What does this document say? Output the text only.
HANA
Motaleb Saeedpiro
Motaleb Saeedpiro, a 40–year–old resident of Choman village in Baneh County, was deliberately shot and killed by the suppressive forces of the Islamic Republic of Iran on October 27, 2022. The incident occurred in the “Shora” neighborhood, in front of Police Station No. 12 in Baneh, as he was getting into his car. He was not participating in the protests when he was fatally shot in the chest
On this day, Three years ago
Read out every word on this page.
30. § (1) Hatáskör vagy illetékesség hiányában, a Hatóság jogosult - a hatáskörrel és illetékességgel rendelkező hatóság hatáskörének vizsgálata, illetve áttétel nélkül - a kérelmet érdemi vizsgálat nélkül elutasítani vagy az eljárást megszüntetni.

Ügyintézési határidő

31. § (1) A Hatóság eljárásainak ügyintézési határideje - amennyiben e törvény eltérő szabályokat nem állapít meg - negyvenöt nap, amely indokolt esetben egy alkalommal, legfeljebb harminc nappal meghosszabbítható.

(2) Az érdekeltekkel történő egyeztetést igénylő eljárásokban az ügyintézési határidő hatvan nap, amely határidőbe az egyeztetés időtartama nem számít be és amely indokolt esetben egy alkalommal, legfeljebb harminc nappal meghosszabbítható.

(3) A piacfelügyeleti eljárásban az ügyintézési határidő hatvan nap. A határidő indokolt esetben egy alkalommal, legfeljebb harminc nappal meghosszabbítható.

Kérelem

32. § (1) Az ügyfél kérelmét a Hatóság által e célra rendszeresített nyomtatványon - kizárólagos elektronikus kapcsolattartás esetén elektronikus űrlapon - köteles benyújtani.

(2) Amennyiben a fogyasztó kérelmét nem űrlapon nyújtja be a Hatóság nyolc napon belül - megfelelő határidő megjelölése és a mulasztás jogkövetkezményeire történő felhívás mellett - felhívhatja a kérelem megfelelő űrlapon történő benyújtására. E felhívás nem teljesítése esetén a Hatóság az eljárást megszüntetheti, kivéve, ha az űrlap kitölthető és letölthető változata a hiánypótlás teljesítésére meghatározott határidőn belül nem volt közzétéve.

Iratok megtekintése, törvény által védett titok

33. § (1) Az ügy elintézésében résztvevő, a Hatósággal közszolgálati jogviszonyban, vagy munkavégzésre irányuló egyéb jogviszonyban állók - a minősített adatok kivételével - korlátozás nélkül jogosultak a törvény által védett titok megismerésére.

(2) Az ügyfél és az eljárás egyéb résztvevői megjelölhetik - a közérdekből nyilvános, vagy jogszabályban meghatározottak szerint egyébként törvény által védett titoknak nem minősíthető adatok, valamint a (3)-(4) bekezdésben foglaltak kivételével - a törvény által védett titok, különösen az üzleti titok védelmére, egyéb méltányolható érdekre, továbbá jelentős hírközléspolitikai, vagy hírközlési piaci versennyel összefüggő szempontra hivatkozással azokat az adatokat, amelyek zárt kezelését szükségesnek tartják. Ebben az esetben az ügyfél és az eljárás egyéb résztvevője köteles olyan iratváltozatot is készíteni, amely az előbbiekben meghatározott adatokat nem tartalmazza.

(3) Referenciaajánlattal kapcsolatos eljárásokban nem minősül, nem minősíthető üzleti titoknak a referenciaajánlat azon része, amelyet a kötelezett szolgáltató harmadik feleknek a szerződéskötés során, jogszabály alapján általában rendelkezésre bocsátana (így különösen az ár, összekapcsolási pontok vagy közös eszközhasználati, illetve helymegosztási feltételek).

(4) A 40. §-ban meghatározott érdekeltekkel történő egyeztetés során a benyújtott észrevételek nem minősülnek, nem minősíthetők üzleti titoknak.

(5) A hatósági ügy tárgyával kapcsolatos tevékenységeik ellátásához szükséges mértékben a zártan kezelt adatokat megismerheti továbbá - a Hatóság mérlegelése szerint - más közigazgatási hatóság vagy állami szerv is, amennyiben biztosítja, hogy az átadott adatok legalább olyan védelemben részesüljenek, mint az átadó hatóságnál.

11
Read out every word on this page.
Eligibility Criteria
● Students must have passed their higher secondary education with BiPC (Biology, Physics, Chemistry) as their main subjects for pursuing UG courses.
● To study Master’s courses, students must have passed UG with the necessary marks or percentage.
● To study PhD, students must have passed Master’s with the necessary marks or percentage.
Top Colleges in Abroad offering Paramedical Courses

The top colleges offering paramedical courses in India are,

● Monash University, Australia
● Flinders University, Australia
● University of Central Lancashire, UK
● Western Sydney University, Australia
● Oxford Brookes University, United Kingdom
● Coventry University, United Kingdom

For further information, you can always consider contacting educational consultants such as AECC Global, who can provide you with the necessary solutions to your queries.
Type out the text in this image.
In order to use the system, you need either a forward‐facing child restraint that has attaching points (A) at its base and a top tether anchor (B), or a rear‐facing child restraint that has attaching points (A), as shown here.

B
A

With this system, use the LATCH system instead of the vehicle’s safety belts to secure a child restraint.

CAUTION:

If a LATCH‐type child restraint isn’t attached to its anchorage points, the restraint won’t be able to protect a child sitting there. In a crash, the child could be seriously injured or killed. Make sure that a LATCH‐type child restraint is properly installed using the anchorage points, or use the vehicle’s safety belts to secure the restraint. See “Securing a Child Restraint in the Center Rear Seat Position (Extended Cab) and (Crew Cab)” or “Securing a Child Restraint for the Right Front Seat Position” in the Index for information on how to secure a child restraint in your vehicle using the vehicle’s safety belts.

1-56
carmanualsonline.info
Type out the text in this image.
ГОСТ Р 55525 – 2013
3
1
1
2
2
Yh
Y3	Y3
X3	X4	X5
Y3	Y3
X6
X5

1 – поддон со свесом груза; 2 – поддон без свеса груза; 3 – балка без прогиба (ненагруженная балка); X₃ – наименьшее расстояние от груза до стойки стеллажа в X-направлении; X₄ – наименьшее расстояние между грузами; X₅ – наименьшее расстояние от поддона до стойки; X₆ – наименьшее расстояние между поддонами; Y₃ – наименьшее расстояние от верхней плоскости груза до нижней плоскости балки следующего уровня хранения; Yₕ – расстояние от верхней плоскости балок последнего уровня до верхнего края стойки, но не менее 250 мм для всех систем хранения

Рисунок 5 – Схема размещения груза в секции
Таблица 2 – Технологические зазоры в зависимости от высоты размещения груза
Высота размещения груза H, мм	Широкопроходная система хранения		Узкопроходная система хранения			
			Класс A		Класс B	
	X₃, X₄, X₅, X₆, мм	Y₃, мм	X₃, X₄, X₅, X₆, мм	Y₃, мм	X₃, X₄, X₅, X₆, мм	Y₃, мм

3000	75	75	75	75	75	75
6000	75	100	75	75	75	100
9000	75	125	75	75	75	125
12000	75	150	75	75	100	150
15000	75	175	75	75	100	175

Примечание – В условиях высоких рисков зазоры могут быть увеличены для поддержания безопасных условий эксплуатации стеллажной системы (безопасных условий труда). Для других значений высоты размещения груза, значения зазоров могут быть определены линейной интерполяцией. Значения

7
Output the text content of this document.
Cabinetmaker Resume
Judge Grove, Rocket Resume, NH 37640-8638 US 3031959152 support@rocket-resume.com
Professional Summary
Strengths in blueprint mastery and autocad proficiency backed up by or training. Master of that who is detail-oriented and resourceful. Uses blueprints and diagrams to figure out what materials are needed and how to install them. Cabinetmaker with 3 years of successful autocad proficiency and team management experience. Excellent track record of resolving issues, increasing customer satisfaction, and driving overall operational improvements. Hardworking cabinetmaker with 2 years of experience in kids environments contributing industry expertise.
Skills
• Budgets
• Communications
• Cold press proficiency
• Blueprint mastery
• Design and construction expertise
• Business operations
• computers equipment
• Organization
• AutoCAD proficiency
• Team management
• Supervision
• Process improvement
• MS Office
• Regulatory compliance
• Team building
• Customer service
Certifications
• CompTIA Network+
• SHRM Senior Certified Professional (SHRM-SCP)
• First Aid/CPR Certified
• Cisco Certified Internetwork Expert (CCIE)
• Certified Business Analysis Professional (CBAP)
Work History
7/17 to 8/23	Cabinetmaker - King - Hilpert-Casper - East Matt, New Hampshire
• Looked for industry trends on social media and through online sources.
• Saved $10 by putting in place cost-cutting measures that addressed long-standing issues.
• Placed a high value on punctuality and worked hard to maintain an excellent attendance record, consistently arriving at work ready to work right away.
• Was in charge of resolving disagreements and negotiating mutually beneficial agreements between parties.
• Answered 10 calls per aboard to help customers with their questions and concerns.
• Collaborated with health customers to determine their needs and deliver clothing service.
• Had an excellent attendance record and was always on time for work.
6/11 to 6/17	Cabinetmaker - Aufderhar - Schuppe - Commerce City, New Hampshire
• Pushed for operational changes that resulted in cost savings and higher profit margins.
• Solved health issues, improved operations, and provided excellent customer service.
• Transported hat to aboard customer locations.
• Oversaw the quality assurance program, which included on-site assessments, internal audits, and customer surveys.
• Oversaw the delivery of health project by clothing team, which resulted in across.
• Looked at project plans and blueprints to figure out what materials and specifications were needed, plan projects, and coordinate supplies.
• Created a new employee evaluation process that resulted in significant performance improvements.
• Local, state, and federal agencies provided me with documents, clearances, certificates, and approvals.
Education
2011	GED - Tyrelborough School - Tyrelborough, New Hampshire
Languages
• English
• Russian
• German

§ **Instructions to follow**:
Go through the material line by line. Show each line that contains the string "hatvan".

§ **The solution**:
(2) Az érdekeltekkel történő egyeztetést igénylő eljárásokban az ügyintézési határidő hatvan nap, amely határidőbe az egyeztetés időtartama nem számít be és amely indokolt esetben egy alkalommal, legfeljebb harminc nappal meghosszabbítható.
(3) A piacfelügyeleti eljárásban az ügyintézési határidő hatvan nap. A határidő indokolt esetben egy alkalommal, legfeljebb harminc nappal meghosszabbítható.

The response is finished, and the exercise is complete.